### YOUR INSTRUCTIONS
Extract all of the entries and give them again, word for word.
# # # #
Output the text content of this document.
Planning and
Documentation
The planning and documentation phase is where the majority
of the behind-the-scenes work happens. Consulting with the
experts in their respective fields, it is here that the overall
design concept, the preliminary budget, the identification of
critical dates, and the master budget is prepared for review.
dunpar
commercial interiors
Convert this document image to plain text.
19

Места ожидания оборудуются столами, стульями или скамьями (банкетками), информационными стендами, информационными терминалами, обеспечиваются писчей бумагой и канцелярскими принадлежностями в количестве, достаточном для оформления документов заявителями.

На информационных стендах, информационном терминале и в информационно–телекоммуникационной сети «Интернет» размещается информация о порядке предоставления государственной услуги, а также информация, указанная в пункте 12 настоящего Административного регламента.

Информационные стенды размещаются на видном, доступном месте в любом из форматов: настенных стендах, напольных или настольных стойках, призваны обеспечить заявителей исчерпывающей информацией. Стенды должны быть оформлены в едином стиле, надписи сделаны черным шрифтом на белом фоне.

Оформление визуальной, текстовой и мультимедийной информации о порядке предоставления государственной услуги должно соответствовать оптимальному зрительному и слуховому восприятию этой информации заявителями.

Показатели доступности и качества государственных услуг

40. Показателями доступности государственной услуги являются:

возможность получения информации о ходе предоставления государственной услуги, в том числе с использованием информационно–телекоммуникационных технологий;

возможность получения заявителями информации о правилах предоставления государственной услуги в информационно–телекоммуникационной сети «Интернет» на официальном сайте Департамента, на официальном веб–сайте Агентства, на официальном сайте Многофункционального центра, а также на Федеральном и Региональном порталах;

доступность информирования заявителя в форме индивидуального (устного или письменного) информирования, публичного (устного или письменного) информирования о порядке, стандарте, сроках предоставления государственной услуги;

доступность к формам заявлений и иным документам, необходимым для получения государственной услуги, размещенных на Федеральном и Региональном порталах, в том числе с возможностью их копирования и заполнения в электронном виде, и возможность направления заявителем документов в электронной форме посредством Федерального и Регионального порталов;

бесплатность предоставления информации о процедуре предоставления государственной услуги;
# # # #
### RESULT FOR THIS EXERCISE
Output the text content of this document.
Planning and
Documentation
The planning and documentation phase is where the majority
of the behind-the-scenes work happens. Consulting with the
experts in their respective fields, it is here that the overall
design concept, the preliminary budget, the identification of
critical dates, and the master budget is prepared for review.
dunpar
commercial interiors
Convert this document image to plain text.
19

Места ожидания оборудуются столами, стульями или скамьями (банкетками), информационными стендами, информационными терминалами, обеспечиваются писчей бумагой и канцелярскими принадлежностями в количестве, достаточном для оформления документов заявителями.

На информационных стендах, информационном терминале и в информационно–телекоммуникационной сети «Интернет» размещается информация о порядке предоставления государственной услуги, а также информация, указанная в пункте 12 настоящего Административного регламента.

Информационные стенды размещаются на видном, доступном месте в любом из форматов: настенных стендах, напольных или настольных стойках, призваны обеспечить заявителей исчерпывающей информацией. Стенды должны быть оформлены в едином стиле, надписи сделаны черным шрифтом на белом фоне.

Оформление визуальной, текстовой и мультимедийной информации о порядке предоставления государственной услуги должно соответствовать оптимальному зрительному и слуховому восприятию этой информации заявителями.

Показатели доступности и качества государственных услуг

40. Показателями доступности государственной услуги являются:

возможность получения информации о ходе предоставления государственной услуги, в том числе с использованием информационно–телекоммуникационных технологий;

возможность получения заявителями информации о правилах предоставления государственной услуги в информационно–телекоммуникационной сети «Интернет» на официальном сайте Департамента, на официальном веб–сайте Агентства, на официальном сайте Многофункционального центра, а также на Федеральном и Региональном порталах;

доступность информирования заявителя в форме индивидуального (устного или письменного) информирования, публичного (устного или письменного) информирования о порядке, стандарте, сроках предоставления государственной услуги;

доступность к формам заявлений и иным документам, необходимым для получения государственной услуги, размещенных на Федеральном и Региональном порталах, в том числе с возможностью их копирования и заполнения в электронном виде, и возможность направления заявителем документов в электронной форме посредством Федерального и Регионального порталов;

бесплатность предоставления информации о процедуре предоставления государственной услуги;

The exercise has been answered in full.